_Task prompt_.
Copy the data precisely, character for character, and leave out every picture.

_Source material_.
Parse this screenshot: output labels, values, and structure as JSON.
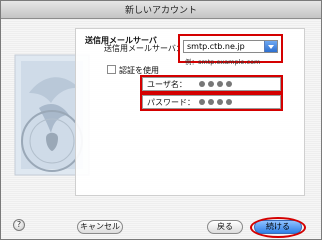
{
  "window": {
    "title": "新しいアカウント"
  },
  "section": {
    "title": "送信用メールサーバ"
  },
  "smtp": {
    "label": "送信用メールサーバ：",
    "value": "smtp.ctb.ne.jp",
    "example": "例：smtp.example.com"
  },
  "auth": {
    "checkbox_label": "認証を使用",
    "checked": false,
    "username_label": "ユーザ名：",
    "password_label": "パスワード："
  },
  "buttons": {
    "help": "?",
    "cancel": "キャンセル",
    "back": "戻る",
    "continue": "続ける"
  },
  "colors": {
    "highlight": "#d40000",
    "accent": "#2f7fe6"
  },
  "icons": {
    "stamp": "mail-stamp-eagle-icon",
    "help": "help-icon",
    "select_arrow": "chevron-down-icon"
  }
}
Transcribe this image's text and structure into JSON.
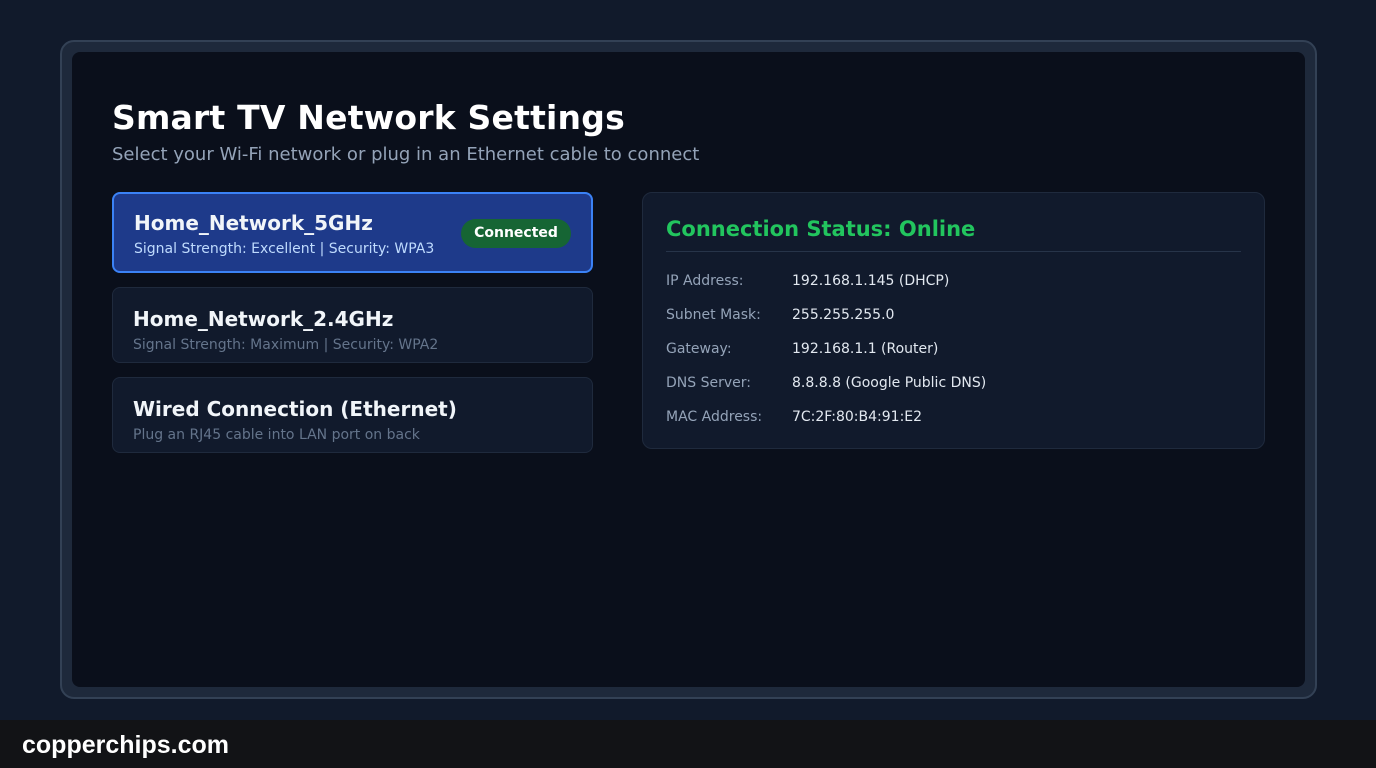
{
  "page": {
    "title": "Smart TV Network Settings",
    "subtitle": "Select your Wi-Fi network or plug in an Ethernet cable to connect"
  },
  "networks": [
    {
      "name": "Home_Network_5GHz",
      "details": "Signal Strength: Excellent | Security: WPA3",
      "badge": "Connected",
      "selected": true
    },
    {
      "name": "Home_Network_2.4GHz",
      "details": "Signal Strength: Maximum | Security: WPA2",
      "selected": false
    },
    {
      "name": "Wired Connection (Ethernet)",
      "details": "Plug an RJ45 cable into LAN port on back",
      "selected": false
    }
  ],
  "status": {
    "heading": "Connection Status: Online",
    "rows": [
      {
        "label": "IP Address:",
        "value": "192.168.1.145 (DHCP)"
      },
      {
        "label": "Subnet Mask:",
        "value": "255.255.255.0"
      },
      {
        "label": "Gateway:",
        "value": "192.168.1.1 (Router)"
      },
      {
        "label": "DNS Server:",
        "value": "8.8.8.8 (Google Public DNS)"
      },
      {
        "label": "MAC Address:",
        "value": "7C:2F:80:B4:91:E2"
      }
    ]
  },
  "footer": {
    "brand": "copperchips.com"
  },
  "colors": {
    "page_background": "#111a2b",
    "screen_background": "#0a0f1b",
    "selected_item": "#1e3a8a",
    "selected_border": "#3b82f6",
    "online_green": "#22c55e",
    "connected_badge": "#166534"
  }
}
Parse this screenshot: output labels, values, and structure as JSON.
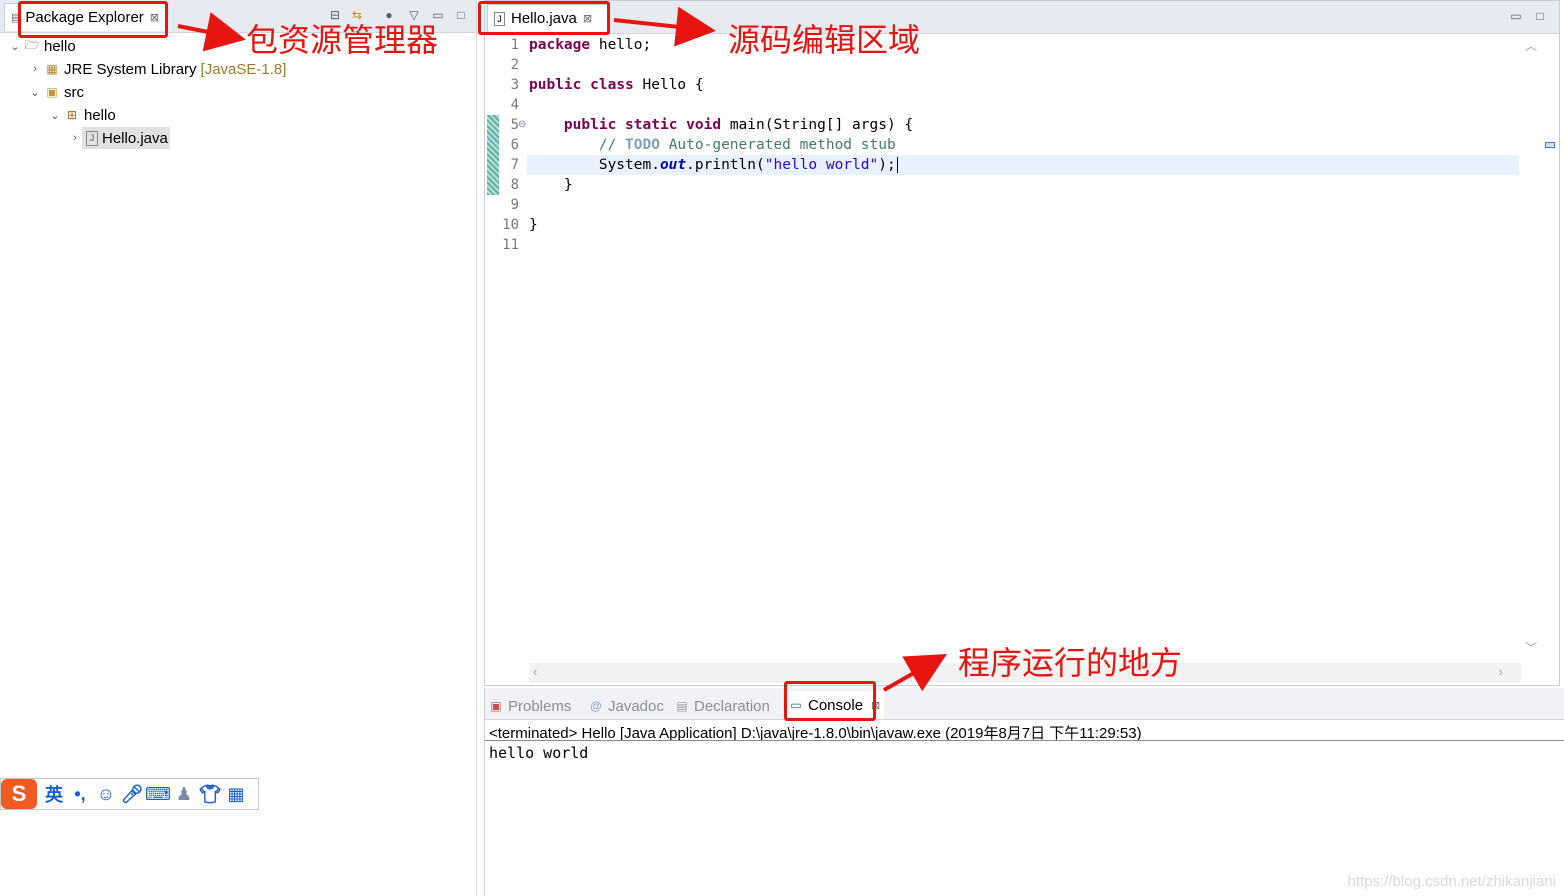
{
  "package_explorer": {
    "tab_label": "Package Explorer",
    "close_glyph": "⊠",
    "toolbar_icons": [
      "collapse-all-icon",
      "link-with-editor-icon",
      "focus-icon",
      "view-menu-icon",
      "minimize-icon",
      "maximize-icon"
    ],
    "tree": [
      {
        "label": "hello",
        "decor": "",
        "icon": "project-icon",
        "chevron": "expanded"
      },
      {
        "label": "JRE System Library",
        "decor": "[JavaSE-1.8]",
        "icon": "library-icon",
        "chevron": "collapsed"
      },
      {
        "label": "src",
        "decor": "",
        "icon": "source-folder-icon",
        "chevron": "expanded"
      },
      {
        "label": "hello",
        "decor": "",
        "icon": "package-icon",
        "chevron": "expanded"
      },
      {
        "label": "Hello.java",
        "decor": "",
        "icon": "java-file-icon",
        "chevron": "collapsed"
      }
    ]
  },
  "editor": {
    "tab_label": "Hello.java",
    "close_glyph": "⊠",
    "line_numbers": [
      "1",
      "2",
      "3",
      "4",
      "5",
      "6",
      "7",
      "8",
      "9",
      "10",
      "11"
    ],
    "code": {
      "l1_kw": "package",
      "l1_rest": " hello;",
      "l3_kw1": "public",
      "l3_kw2": "class",
      "l3_rest": " Hello {",
      "l5_kw1": "public",
      "l5_kw2": "static",
      "l5_kw3": "void",
      "l5_rest": " main(String[] args) {",
      "l6_comment_a": "// ",
      "l6_todo": "TODO",
      "l6_comment_b": " Auto-generated method stub",
      "l7_a": "System.",
      "l7_field": "out",
      "l7_b": ".println(",
      "l7_str": "\"hello world\"",
      "l7_c": ");",
      "l8": "    }",
      "l10": "}"
    },
    "fold_marker": "⊖"
  },
  "bottom_panel": {
    "tabs": [
      {
        "label": "Problems",
        "icon": "problems-icon"
      },
      {
        "label": "Javadoc",
        "icon": "javadoc-icon"
      },
      {
        "label": "Declaration",
        "icon": "declaration-icon"
      },
      {
        "label": "Console",
        "icon": "console-icon",
        "active": true
      }
    ],
    "console_description": "<terminated> Hello [Java Application] D:\\java\\jre-1.8.0\\bin\\javaw.exe (2019年8月7日 下午11:29:53)",
    "console_output": "hello world"
  },
  "annotations": {
    "package_explorer": "包资源管理器",
    "source_editor": "源码编辑区域",
    "console": "程序运行的地方"
  },
  "ime_toolbar": {
    "mode_label": "英",
    "icons": [
      "sogou-logo-icon",
      "punctuation-icon",
      "emoji-icon",
      "microphone-icon",
      "keyboard-icon",
      "user-tools-icon",
      "skin-shirt-icon",
      "apps-grid-icon"
    ]
  },
  "watermark": "https://blog.csdn.net/zhikanjiani",
  "colors": {
    "annotation_red": "#e8140f",
    "keyword": "#7f0055",
    "comment": "#3f7f5f",
    "string": "#2a00ff"
  }
}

_Written solution_.
Parse this screenshot: output labels, values, and structure as JSON.
{
  "window": {
    "title": "新しいアカウント"
  },
  "section": {
    "title": "送信用メールサーバ"
  },
  "smtp": {
    "label": "送信用メールサーバ：",
    "value": "smtp.ctb.ne.jp",
    "example": "例：smtp.example.com"
  },
  "auth": {
    "checkbox_label": "認証を使用",
    "checked": false,
    "username_label": "ユーザ名：",
    "password_label": "パスワード："
  },
  "buttons": {
    "help": "?",
    "cancel": "キャンセル",
    "back": "戻る",
    "continue": "続ける"
  },
  "colors": {
    "highlight": "#d40000",
    "accent": "#2f7fe6"
  },
  "icons": {
    "stamp": "mail-stamp-eagle-icon",
    "help": "help-icon",
    "select_arrow": "chevron-down-icon"
  }
}
Transcribe this image's text and structure into JSON.
{
  "page": {
    "title": "Smart TV Network Settings",
    "subtitle": "Select your Wi-Fi network or plug in an Ethernet cable to connect"
  },
  "networks": [
    {
      "name": "Home_Network_5GHz",
      "details": "Signal Strength: Excellent | Security: WPA3",
      "badge": "Connected",
      "selected": true
    },
    {
      "name": "Home_Network_2.4GHz",
      "details": "Signal Strength: Maximum | Security: WPA2",
      "selected": false
    },
    {
      "name": "Wired Connection (Ethernet)",
      "details": "Plug an RJ45 cable into LAN port on back",
      "selected": false
    }
  ],
  "status": {
    "heading": "Connection Status: Online",
    "rows": [
      {
        "label": "IP Address:",
        "value": "192.168.1.145 (DHCP)"
      },
      {
        "label": "Subnet Mask:",
        "value": "255.255.255.0"
      },
      {
        "label": "Gateway:",
        "value": "192.168.1.1 (Router)"
      },
      {
        "label": "DNS Server:",
        "value": "8.8.8.8 (Google Public DNS)"
      },
      {
        "label": "MAC Address:",
        "value": "7C:2F:80:B4:91:E2"
      }
    ]
  },
  "footer": {
    "brand": "copperchips.com"
  },
  "colors": {
    "page_background": "#111a2b",
    "screen_background": "#0a0f1b",
    "selected_item": "#1e3a8a",
    "selected_border": "#3b82f6",
    "online_green": "#22c55e",
    "connected_badge": "#166534"
  }
}
Parse this screenshot: output labels, values, and structure as JSON.
{
  "package_explorer": {
    "tab_label": "Package Explorer",
    "close_glyph": "⊠",
    "toolbar_icons": [
      "collapse-all-icon",
      "link-with-editor-icon",
      "focus-icon",
      "view-menu-icon",
      "minimize-icon",
      "maximize-icon"
    ],
    "tree": [
      {
        "label": "hello",
        "decor": "",
        "icon": "project-icon",
        "chevron": "expanded"
      },
      {
        "label": "JRE System Library",
        "decor": "[JavaSE-1.8]",
        "icon": "library-icon",
        "chevron": "collapsed"
      },
      {
        "label": "src",
        "decor": "",
        "icon": "source-folder-icon",
        "chevron": "expanded"
      },
      {
        "label": "hello",
        "decor": "",
        "icon": "package-icon",
        "chevron": "expanded"
      },
      {
        "label": "Hello.java",
        "decor": "",
        "icon": "java-file-icon",
        "chevron": "collapsed"
      }
    ]
  },
  "editor": {
    "tab_label": "Hello.java",
    "close_glyph": "⊠",
    "line_numbers": [
      "1",
      "2",
      "3",
      "4",
      "5",
      "6",
      "7",
      "8",
      "9",
      "10",
      "11"
    ],
    "code": {
      "l1_kw": "package",
      "l1_rest": " hello;",
      "l3_kw1": "public",
      "l3_kw2": "class",
      "l3_rest": " Hello {",
      "l5_kw1": "public",
      "l5_kw2": "static",
      "l5_kw3": "void",
      "l5_rest": " main(String[] args) {",
      "l6_comment_a": "// ",
      "l6_todo": "TODO",
      "l6_comment_b": " Auto-generated method stub",
      "l7_a": "System.",
      "l7_field": "out",
      "l7_b": ".println(",
      "l7_str": "\"hello world\"",
      "l7_c": ");",
      "l8": "    }",
      "l10": "}"
    },
    "fold_marker": "⊖"
  },
  "bottom_panel": {
    "tabs": [
      {
        "label": "Problems",
        "icon": "problems-icon"
      },
      {
        "label": "Javadoc",
        "icon": "javadoc-icon"
      },
      {
        "label": "Declaration",
        "icon": "declaration-icon"
      },
      {
        "label": "Console",
        "icon": "console-icon",
        "active": true
      }
    ],
    "console_description": "<terminated> Hello [Java Application] D:\\java\\jre-1.8.0\\bin\\javaw.exe (2019年8月7日 下午11:29:53)",
    "console_output": "hello world"
  },
  "annotations": {
    "package_explorer": "包资源管理器",
    "source_editor": "源码编辑区域",
    "console": "程序运行的地方"
  },
  "ime_toolbar": {
    "mode_label": "英",
    "icons": [
      "sogou-logo-icon",
      "punctuation-icon",
      "emoji-icon",
      "microphone-icon",
      "keyboard-icon",
      "user-tools-icon",
      "skin-shirt-icon",
      "apps-grid-icon"
    ]
  },
  "watermark": "https://blog.csdn.net/zhikanjiani",
  "colors": {
    "annotation_red": "#e8140f",
    "keyword": "#7f0055",
    "comment": "#3f7f5f",
    "string": "#2a00ff"
  }
}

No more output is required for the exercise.